> **YOUR OBJECTIVE**:
Pick out the lines containing "name".

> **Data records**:
----

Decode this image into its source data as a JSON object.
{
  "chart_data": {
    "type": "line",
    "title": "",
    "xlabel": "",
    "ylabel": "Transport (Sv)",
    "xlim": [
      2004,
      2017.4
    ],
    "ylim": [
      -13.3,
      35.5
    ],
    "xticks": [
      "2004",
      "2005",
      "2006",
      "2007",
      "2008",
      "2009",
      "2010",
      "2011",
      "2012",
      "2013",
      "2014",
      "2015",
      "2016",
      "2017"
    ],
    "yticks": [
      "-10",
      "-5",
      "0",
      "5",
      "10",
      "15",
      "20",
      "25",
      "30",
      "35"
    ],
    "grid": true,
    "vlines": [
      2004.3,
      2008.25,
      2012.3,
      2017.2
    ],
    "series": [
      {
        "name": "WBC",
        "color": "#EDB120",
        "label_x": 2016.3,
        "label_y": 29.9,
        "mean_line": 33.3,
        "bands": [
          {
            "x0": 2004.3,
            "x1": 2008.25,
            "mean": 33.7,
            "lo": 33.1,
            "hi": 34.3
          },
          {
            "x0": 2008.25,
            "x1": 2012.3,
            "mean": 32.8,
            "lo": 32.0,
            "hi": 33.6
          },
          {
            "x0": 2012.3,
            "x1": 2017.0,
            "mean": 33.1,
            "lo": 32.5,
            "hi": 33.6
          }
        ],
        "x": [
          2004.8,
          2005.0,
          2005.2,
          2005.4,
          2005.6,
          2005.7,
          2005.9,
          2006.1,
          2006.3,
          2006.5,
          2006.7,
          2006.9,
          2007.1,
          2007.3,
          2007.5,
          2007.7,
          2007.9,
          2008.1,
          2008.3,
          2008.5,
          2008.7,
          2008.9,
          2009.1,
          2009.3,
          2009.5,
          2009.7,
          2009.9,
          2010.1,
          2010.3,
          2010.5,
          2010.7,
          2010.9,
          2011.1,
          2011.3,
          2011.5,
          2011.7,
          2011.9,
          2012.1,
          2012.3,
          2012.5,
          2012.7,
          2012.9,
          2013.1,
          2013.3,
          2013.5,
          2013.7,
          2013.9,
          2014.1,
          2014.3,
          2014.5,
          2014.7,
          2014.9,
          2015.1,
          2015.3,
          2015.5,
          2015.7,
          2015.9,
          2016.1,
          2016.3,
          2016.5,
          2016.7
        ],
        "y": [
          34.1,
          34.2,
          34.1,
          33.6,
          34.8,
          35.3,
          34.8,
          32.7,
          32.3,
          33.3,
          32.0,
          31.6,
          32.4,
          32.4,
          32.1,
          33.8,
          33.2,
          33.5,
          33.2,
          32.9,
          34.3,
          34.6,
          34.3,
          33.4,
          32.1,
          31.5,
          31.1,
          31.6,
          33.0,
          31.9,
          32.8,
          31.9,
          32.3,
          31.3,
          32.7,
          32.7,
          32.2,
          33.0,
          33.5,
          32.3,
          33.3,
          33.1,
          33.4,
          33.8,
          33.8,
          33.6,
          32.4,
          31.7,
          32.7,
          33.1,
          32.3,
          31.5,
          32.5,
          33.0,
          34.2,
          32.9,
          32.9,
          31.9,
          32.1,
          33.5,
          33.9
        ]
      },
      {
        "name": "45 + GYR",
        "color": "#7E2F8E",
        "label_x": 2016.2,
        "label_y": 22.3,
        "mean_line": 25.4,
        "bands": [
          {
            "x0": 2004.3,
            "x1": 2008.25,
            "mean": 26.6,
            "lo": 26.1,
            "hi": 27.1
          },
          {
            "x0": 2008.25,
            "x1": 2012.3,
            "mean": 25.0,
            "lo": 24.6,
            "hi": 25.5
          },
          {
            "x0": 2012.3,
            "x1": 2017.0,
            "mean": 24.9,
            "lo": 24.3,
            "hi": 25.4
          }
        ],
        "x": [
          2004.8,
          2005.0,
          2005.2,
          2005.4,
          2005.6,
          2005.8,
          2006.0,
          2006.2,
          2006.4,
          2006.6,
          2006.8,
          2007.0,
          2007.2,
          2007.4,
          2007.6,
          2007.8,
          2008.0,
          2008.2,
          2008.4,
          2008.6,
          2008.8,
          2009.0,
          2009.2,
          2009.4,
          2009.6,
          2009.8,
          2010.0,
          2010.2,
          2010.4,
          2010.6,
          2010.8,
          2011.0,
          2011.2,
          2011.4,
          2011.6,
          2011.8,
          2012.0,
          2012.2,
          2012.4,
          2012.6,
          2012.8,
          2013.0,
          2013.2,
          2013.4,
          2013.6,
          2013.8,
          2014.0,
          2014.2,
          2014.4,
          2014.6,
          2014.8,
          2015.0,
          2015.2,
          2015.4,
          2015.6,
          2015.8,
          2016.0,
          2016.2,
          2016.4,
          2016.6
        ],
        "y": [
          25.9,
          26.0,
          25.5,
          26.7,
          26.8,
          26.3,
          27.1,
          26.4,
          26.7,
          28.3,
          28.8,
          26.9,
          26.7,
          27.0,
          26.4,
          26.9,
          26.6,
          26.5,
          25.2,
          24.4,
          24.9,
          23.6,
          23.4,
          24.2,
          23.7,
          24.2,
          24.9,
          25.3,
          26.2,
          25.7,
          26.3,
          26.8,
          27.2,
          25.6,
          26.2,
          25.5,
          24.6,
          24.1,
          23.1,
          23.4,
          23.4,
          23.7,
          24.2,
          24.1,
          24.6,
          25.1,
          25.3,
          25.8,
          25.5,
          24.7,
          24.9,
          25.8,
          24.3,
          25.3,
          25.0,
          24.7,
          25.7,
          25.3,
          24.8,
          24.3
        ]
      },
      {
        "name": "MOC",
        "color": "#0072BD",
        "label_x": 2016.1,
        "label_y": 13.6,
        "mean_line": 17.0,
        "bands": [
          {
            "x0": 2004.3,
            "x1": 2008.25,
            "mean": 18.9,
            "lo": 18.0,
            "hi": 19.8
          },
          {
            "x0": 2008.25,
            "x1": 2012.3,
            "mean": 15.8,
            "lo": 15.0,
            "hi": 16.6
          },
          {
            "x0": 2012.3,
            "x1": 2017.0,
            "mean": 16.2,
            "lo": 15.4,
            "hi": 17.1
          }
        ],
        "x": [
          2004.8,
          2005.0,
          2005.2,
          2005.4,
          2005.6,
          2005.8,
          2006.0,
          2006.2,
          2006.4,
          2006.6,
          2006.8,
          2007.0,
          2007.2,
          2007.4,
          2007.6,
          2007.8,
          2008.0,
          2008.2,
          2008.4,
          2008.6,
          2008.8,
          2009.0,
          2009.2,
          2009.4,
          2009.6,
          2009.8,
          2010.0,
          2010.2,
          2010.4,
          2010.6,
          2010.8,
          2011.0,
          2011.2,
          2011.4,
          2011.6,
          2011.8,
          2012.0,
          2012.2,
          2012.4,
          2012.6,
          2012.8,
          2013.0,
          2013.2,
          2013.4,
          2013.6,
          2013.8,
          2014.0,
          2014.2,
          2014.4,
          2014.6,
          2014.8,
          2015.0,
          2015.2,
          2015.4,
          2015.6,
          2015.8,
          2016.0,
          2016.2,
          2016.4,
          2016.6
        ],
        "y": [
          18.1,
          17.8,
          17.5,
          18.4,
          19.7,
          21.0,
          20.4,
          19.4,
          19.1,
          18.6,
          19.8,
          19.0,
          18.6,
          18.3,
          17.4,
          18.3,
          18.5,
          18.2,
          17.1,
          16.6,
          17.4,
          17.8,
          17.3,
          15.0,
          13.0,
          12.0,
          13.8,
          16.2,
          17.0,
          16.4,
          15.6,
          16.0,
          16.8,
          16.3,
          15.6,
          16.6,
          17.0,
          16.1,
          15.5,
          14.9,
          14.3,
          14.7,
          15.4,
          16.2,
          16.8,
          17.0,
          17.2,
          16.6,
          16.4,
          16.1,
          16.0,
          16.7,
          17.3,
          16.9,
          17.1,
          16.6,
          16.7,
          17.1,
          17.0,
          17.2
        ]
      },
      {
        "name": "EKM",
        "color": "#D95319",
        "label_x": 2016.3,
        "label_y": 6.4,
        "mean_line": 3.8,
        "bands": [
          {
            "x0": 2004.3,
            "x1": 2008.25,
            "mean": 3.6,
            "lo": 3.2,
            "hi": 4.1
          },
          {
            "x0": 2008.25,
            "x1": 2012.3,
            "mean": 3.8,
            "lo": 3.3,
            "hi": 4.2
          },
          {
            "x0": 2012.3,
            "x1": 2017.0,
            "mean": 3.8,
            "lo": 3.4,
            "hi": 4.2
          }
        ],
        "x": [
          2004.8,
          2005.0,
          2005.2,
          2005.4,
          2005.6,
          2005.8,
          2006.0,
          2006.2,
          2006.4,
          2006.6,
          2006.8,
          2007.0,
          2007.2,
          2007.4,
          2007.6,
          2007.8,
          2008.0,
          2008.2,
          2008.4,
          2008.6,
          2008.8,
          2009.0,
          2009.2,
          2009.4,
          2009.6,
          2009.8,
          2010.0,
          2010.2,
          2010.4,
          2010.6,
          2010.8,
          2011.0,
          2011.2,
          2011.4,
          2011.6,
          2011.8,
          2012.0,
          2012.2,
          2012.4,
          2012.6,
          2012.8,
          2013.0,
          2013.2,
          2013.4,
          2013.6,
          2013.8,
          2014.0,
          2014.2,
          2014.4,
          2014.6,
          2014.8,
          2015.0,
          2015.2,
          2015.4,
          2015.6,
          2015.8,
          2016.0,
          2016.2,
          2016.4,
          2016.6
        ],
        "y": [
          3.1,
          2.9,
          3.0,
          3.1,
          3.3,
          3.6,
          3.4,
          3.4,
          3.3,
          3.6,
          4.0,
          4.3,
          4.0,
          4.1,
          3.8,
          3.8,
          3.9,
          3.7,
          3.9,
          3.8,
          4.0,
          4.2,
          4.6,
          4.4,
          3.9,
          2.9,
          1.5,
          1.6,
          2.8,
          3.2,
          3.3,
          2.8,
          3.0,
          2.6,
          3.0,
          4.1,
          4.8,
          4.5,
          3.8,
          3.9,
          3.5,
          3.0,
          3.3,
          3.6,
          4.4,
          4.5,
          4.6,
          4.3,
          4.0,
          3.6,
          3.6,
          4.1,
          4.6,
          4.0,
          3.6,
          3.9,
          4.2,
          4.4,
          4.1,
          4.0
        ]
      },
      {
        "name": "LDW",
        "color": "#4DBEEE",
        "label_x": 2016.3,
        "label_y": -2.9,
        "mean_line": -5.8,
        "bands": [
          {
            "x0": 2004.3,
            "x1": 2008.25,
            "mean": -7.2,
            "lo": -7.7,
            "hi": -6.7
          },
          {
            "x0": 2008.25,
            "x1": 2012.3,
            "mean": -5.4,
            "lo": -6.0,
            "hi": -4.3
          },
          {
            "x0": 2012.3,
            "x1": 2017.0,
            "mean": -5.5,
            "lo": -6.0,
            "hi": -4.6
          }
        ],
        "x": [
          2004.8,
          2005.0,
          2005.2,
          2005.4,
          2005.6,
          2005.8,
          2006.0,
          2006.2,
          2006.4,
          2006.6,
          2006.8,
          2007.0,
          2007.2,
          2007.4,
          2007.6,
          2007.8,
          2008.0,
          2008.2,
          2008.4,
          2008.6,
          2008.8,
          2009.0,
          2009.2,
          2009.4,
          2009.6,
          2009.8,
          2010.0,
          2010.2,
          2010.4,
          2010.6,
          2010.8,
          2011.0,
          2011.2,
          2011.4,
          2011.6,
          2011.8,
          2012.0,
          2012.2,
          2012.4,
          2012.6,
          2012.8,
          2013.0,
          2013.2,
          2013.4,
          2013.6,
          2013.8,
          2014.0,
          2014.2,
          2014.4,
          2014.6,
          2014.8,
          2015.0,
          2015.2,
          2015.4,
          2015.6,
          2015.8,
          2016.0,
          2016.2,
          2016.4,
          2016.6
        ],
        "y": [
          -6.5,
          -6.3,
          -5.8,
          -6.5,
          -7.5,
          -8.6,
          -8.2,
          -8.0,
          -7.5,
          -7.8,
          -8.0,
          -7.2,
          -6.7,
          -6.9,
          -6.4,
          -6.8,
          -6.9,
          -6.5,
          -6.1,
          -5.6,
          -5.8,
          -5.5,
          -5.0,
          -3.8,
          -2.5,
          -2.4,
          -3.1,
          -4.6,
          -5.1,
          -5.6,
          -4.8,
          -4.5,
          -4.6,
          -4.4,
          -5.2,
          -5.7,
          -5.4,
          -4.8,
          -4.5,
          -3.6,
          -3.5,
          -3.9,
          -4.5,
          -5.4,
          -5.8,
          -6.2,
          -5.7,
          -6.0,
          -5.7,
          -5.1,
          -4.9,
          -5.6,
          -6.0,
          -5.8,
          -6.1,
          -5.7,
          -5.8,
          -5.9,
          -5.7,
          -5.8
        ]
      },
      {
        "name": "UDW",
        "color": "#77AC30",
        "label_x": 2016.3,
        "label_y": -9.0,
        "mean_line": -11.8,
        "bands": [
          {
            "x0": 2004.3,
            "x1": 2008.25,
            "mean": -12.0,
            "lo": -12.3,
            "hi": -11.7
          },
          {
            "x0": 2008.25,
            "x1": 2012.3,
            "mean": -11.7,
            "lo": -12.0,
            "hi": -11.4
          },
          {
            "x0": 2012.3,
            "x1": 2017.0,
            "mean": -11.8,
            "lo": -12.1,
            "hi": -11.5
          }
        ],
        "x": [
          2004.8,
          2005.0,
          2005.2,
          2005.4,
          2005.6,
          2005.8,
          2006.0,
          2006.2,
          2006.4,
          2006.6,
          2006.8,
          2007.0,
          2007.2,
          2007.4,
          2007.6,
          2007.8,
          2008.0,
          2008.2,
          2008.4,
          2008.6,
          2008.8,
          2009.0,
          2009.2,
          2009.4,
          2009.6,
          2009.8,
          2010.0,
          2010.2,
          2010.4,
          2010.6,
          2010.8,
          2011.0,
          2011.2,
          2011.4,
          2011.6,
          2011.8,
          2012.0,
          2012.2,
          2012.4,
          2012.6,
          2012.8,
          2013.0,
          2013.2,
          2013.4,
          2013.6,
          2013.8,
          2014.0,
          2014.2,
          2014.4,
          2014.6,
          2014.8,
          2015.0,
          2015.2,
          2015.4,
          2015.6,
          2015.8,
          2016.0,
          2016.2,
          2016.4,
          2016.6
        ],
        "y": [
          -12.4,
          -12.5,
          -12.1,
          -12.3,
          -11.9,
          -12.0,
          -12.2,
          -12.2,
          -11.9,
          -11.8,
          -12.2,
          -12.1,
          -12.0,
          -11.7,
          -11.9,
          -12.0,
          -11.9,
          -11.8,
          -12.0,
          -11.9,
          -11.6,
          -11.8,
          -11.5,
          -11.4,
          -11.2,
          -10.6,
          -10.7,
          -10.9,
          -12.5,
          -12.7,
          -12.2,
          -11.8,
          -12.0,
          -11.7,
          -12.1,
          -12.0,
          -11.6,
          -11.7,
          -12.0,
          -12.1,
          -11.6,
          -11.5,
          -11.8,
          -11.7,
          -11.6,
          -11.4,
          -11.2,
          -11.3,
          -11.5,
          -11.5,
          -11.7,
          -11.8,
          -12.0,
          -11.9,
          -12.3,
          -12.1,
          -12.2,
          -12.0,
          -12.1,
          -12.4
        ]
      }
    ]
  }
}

----

> **THE SOLUTION**:
        "name": "WBC",
        "name": "45 + GYR",
        "name": "MOC",
        "name": "EKM",
        "name": "LDW",
        "name": "UDW",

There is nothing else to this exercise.